━━━ Record list
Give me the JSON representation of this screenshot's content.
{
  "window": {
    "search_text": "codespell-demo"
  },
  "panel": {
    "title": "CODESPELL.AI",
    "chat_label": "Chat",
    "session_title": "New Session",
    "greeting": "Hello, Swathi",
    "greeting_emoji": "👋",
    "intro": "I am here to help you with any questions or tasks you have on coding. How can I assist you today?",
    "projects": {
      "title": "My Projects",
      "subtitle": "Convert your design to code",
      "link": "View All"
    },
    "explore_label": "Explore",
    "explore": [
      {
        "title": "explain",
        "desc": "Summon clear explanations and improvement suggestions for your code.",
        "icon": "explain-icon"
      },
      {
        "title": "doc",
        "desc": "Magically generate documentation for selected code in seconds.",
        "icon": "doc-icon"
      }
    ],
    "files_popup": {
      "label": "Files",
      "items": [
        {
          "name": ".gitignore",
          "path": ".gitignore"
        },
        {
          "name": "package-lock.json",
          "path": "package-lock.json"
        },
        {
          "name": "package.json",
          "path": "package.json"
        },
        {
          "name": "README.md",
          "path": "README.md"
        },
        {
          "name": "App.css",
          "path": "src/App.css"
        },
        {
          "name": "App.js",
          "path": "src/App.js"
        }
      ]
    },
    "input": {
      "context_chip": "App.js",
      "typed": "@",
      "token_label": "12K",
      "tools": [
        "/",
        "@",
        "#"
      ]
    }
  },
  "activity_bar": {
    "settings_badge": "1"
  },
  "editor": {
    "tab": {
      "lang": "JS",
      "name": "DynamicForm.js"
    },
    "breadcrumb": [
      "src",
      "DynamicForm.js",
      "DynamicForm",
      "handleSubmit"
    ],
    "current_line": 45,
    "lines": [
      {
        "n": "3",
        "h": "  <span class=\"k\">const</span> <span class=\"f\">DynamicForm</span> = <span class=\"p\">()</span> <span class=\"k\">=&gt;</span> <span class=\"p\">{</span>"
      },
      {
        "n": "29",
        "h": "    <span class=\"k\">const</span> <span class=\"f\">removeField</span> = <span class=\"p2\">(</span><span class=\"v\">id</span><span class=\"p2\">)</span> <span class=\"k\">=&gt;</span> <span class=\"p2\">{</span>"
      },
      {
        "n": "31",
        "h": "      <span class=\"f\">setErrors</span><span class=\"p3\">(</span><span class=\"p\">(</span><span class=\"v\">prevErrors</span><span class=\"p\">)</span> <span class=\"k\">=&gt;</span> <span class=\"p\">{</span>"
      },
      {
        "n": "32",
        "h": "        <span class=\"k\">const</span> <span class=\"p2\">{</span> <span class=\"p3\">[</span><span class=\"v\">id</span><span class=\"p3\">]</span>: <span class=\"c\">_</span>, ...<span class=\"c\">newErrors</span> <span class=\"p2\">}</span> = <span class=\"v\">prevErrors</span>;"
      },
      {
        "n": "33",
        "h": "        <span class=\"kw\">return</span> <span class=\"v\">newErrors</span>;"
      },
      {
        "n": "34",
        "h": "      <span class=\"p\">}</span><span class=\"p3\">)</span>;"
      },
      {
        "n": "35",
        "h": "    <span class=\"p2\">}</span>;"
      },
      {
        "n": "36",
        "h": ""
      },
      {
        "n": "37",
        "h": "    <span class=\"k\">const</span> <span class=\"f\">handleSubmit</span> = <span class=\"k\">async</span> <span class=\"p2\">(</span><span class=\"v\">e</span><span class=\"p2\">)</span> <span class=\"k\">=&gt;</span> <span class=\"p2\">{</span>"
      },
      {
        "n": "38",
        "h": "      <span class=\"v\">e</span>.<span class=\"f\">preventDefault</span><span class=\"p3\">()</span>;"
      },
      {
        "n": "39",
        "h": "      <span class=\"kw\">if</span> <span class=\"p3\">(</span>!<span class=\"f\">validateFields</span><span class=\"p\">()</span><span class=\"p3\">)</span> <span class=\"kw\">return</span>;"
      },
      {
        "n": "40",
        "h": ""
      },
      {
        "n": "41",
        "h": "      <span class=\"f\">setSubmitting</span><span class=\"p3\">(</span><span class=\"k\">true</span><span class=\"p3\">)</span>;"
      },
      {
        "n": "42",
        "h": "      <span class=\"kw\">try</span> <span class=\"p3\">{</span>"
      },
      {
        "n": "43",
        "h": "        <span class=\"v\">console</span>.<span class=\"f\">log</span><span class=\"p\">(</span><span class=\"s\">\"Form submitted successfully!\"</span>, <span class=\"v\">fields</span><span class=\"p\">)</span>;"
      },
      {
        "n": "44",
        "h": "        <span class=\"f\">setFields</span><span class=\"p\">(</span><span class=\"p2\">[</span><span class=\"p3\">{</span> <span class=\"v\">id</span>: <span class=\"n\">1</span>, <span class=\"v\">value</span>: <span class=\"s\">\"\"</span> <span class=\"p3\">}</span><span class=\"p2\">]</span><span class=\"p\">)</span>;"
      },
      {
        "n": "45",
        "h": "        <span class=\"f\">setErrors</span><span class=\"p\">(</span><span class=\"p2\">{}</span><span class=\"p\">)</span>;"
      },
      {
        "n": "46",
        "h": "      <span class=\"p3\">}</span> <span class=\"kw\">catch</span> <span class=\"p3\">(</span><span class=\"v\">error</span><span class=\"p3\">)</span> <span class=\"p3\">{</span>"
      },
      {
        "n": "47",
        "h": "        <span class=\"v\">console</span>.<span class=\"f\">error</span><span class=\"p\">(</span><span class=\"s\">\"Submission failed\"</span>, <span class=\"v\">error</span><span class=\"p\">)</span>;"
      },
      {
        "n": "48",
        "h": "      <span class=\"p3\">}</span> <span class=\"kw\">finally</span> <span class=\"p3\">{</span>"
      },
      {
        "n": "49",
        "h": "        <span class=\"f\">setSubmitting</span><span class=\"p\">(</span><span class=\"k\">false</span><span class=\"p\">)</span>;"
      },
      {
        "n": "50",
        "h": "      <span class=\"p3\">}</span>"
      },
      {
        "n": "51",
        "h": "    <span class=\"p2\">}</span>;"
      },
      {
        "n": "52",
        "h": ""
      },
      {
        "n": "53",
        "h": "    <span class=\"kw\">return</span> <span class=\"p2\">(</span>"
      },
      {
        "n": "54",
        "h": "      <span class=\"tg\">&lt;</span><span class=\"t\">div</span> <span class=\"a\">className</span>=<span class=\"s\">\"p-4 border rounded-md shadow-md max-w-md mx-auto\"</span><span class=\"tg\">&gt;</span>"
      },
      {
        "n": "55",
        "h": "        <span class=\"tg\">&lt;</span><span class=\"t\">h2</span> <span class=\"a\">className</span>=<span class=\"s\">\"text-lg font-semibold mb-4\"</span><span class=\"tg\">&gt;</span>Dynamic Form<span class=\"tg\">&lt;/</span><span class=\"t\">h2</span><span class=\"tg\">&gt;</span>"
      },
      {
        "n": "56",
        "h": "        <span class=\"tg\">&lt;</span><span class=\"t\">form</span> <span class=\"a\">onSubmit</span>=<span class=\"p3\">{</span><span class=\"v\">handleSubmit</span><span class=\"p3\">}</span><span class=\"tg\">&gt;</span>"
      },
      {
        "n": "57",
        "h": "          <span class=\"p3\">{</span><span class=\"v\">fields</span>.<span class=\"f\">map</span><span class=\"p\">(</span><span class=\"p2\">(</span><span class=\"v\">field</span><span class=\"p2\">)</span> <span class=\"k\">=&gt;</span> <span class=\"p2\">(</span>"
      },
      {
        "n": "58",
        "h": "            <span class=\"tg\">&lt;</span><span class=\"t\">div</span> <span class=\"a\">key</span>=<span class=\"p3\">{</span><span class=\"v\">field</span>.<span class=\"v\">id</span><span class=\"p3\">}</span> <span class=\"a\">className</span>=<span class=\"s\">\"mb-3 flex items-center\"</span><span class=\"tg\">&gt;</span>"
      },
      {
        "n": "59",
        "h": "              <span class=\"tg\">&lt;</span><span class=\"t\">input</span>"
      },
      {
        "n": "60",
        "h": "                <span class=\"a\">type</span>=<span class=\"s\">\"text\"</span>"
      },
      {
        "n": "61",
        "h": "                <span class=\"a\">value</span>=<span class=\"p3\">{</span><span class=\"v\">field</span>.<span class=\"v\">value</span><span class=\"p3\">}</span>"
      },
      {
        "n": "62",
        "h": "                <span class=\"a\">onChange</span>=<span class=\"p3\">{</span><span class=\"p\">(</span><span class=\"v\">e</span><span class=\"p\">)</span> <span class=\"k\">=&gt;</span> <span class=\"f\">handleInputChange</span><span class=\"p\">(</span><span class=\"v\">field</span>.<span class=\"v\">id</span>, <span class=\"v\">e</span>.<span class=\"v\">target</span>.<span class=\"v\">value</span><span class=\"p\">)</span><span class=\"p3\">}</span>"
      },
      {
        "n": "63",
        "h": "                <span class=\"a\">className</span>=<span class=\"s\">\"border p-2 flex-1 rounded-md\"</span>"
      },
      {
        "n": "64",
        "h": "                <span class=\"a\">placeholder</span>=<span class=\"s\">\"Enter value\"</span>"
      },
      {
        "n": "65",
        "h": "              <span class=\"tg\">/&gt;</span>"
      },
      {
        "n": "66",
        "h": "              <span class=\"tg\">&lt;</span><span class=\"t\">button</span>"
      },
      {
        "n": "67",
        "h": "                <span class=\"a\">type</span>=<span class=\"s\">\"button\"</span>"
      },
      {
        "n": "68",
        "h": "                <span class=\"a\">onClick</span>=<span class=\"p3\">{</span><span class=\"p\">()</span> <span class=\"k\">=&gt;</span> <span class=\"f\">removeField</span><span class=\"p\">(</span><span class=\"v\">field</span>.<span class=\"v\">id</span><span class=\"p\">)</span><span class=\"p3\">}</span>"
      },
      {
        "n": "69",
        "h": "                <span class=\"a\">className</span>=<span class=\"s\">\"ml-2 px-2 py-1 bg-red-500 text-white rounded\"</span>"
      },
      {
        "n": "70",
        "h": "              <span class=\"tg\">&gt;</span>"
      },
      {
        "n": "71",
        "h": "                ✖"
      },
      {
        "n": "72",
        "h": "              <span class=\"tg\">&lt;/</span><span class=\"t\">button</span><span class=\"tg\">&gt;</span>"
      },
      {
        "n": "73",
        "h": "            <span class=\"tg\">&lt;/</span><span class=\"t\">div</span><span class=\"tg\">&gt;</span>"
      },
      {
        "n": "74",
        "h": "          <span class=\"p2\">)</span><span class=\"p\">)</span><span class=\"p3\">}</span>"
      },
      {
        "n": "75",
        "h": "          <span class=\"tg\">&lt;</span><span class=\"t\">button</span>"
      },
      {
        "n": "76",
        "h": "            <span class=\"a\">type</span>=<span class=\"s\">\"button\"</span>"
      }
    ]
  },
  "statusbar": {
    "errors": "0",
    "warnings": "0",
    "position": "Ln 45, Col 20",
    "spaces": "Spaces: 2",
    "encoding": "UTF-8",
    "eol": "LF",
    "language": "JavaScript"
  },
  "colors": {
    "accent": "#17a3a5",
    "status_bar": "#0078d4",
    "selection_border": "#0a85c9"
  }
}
━━━━━━
* Instructions for the task *
Filter out all lines lacking the word "items" and copy the rest.

* Answer *
      "items": [
        "h": "            <span class=\"tg\">&lt;</span><span class=\"t\">div</span> <span class=\"a\">key</span>=<span class=\"p3\">{</span><span class=\"v\">field</span>.<span class=\"v\">id</span><span class=\"p3\">}</span> <span class=\"a\">className</span>=<span class=\"s\">\"mb-3 flex items-center\"</span><span class=\"tg\">&gt;</span>"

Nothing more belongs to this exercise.